Material for the task →
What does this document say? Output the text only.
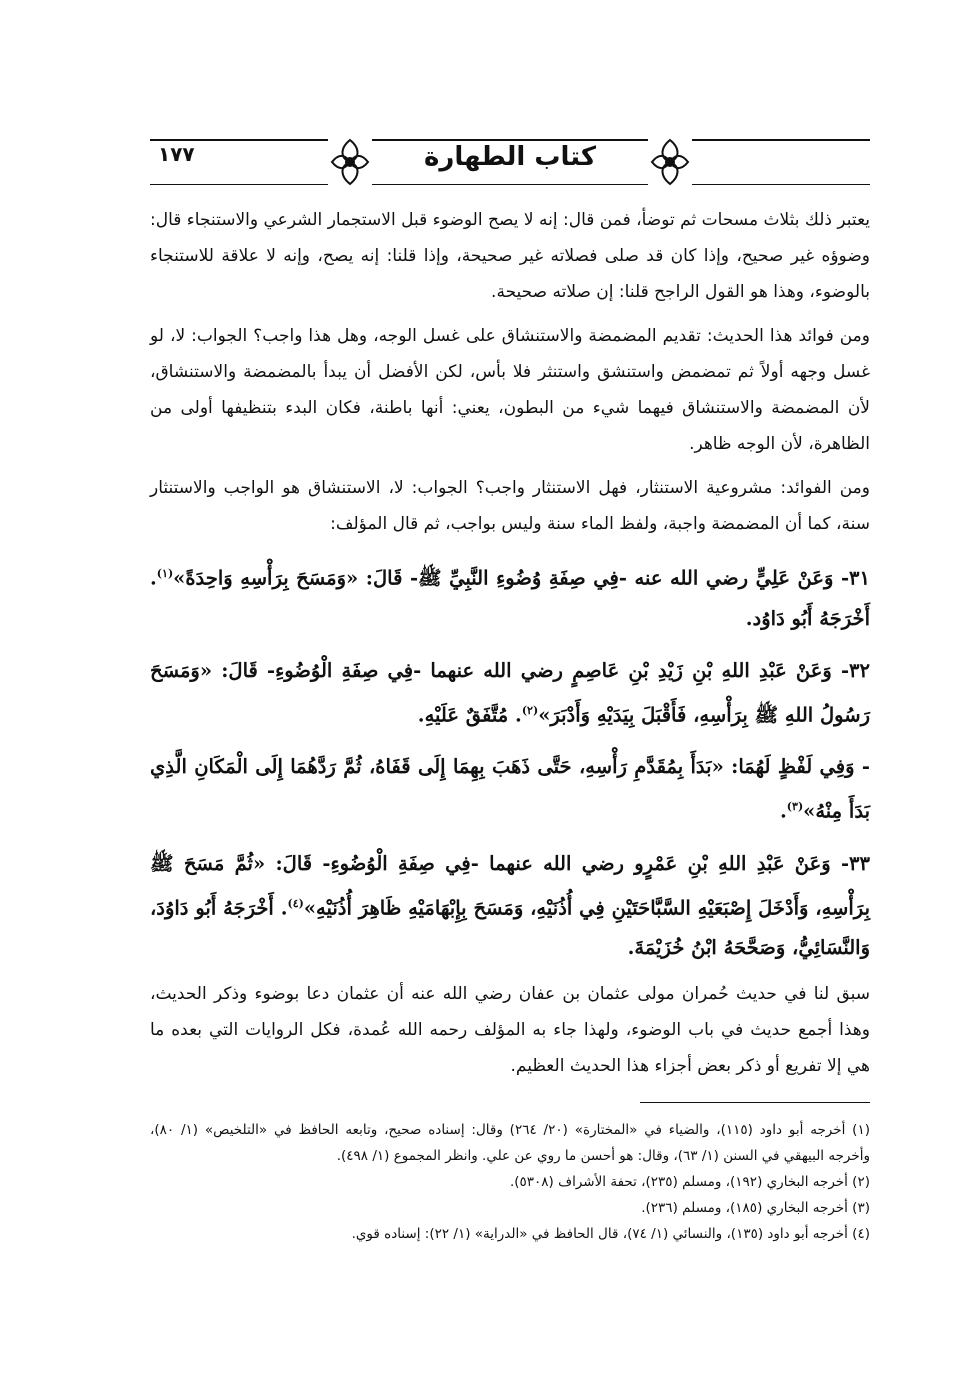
كتاب الطهارة
١٧٧

يعتبر ذلك بثلاث مسحات ثم توضأ، فمن قال: إنه لا يصح الوضوء قبل الاستجمار الشرعي والاستنجاء قال: وضوؤه غير صحيح، وإذا كان قد صلى فصلاته غير صحيحة، وإذا قلنا: إنه يصح، وإنه لا علاقة للاستنجاء بالوضوء، وهذا هو القول الراجح قلنا: إن صلاته صحيحة.

ومن فوائد هذا الحديث: تقديم المضمضة والاستنشاق على غسل الوجه، وهل هذا واجب؟ الجواب: لا، لو غسل وجهه أولاً ثم تمضمض واستنشق واستنثر فلا بأس، لكن الأفضل أن يبدأ بالمضمضة والاستنشاق، لأن المضمضة والاستنشاق فيهما شيء من البطون، يعني: أنها باطنة، فكان البدء بتنظيفها أولى من الظاهرة، لأن الوجه ظاهر.

ومن الفوائد: مشروعية الاستنثار، فهل الاستنثار واجب؟ الجواب: لا، الاستنشاق هو الواجب والاستنثار سنة، كما أن المضمضة واجبة، ولفظ الماء سنة وليس بواجب، ثم قال المؤلف:

٣١- وَعَنْ عَلِيٍّ رضي الله عنه -فِي صِفَةِ وُضُوءِ النَّبِيِّ ﷺ- قَالَ: «وَمَسَحَ بِرَأْسِهِ وَاحِدَةً»$^{(١)}$. أَخْرَجَهُ أَبُو دَاوُد.

٣٢- وَعَنْ عَبْدِ اللهِ بْنِ زَيْدِ بْنِ عَاصِمٍ رضي الله عنهما -فِي صِفَةِ الْوُضُوءِ- قَالَ: «وَمَسَحَ رَسُولُ اللهِ ﷺ بِرَأْسِهِ، فَأَقْبَلَ بِيَدَيْهِ وَأَدْبَرَ»$^{(٢)}$. مُتَّفَقٌ عَلَيْهِ.

- وَفِي لَفْظٍ لَهُمَا: «بَدَأَ بِمُقَدَّمِ رَأْسِهِ، حَتَّى ذَهَبَ بِهِمَا إِلَى قَفَاهُ، ثُمَّ رَدَّهُمَا إِلَى الْمَكَانِ الَّذِي بَدَأَ مِنْهُ»$^{(٣)}$.

٣٣- وَعَنْ عَبْدِ اللهِ بْنِ عَمْرٍو رضي الله عنهما -فِي صِفَةِ الْوُضُوءِ- قَالَ: «ثُمَّ مَسَحَ ﷺ بِرَأْسِهِ، وَأَدْخَلَ إِصْبَعَيْهِ السَّبَّاحَتَيْنِ فِي أُذُنَيْهِ، وَمَسَحَ بِإِبْهَامَيْهِ ظَاهِرَ أُذُنَيْهِ»$^{(٤)}$. أَخْرَجَهُ أَبُو دَاوُدَ، وَالنَّسَائِيُّ، وَصَحَّحَهُ ابْنُ خُزَيْمَةَ.

سبق لنا في حديث حُمران مولى عثمان بن عفان رضي الله عنه أن عثمان دعا بوضوء وذكر الحديث، وهذا أجمع حديث في باب الوضوء، ولهذا جاء به المؤلف رحمه الله عُمدة، فكل الروايات التي بعده ما هي إلا تفريع أو ذكر بعض أجزاء هذا الحديث العظيم.

(١) أخرجه أبو داود (١١٥)، والضياء في «المختارة» (٢٠/ ٢٦٤) وقال: إسناده صحيح، وتابعه الحافظ في «التلخيص» (١/ ٨٠)، وأخرجه البيهقي في السنن (١/ ٦٣)، وقال: هو أحسن ما روي عن علي. وانظر المجموع (١/ ٤٩٨).

(٢) أخرجه البخاري (١٩٢)، ومسلم (٢٣٥)، تحفة الأشراف (٥٣٠٨).

(٣) أخرجه البخاري (١٨٥)، ومسلم (٢٣٦).

(٤) أخرجه أبو داود (١٣٥)، والنسائي (١/ ٧٤)، قال الحافظ في «الدراية» (١/ ٢٢): إسناده قوي.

Aim →
Show every line above in which the word "البخاري" occurs.

Complete answer →
(٢) أخرجه البخاري (١٩٢)، ومسلم (٢٣٥)، تحفة الأشراف (٥٣٠٨).
(٣) أخرجه البخاري (١٨٥)، ومسلم (٢٣٦).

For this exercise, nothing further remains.